What you need to do |
Give the number of lines in the listing that hold the word "米处的预期主手命中几率". Write nothing but that number.

Given records |
__________

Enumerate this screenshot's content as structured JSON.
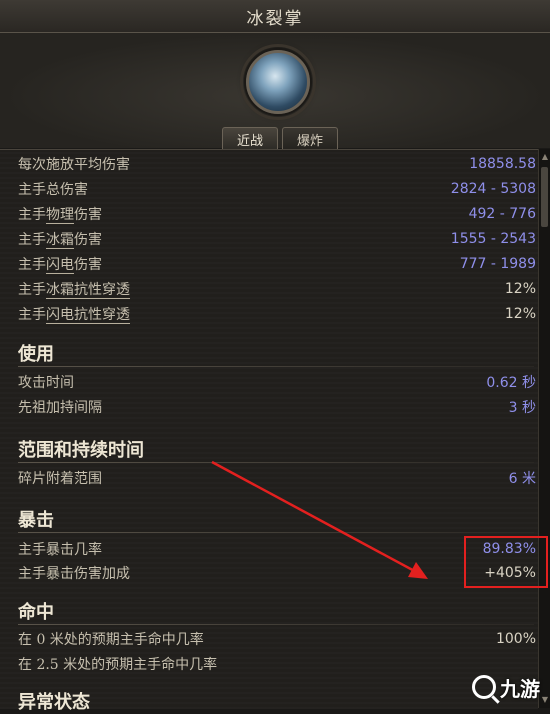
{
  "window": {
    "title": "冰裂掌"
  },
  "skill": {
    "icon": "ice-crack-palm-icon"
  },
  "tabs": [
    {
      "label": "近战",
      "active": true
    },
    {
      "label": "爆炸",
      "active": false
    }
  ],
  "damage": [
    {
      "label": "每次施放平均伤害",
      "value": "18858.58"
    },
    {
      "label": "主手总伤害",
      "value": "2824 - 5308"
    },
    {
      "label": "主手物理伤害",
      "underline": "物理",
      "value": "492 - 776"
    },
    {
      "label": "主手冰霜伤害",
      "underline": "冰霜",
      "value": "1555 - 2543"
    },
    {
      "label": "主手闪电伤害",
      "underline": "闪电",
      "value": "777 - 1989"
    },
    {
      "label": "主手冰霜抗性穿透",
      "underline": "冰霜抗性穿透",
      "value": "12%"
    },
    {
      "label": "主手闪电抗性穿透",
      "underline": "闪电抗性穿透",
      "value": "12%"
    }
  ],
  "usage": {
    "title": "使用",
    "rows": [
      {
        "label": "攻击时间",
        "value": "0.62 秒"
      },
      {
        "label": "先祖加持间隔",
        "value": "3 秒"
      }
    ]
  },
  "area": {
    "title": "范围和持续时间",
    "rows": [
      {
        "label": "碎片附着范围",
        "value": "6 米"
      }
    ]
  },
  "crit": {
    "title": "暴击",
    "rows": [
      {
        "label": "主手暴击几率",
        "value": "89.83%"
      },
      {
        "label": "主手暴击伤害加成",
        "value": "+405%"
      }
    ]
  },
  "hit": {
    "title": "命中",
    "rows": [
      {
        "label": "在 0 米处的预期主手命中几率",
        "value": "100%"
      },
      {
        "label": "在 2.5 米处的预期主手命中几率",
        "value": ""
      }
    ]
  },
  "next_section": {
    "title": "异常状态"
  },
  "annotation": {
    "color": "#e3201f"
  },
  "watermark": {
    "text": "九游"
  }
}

__________

Solution to this exercise |
2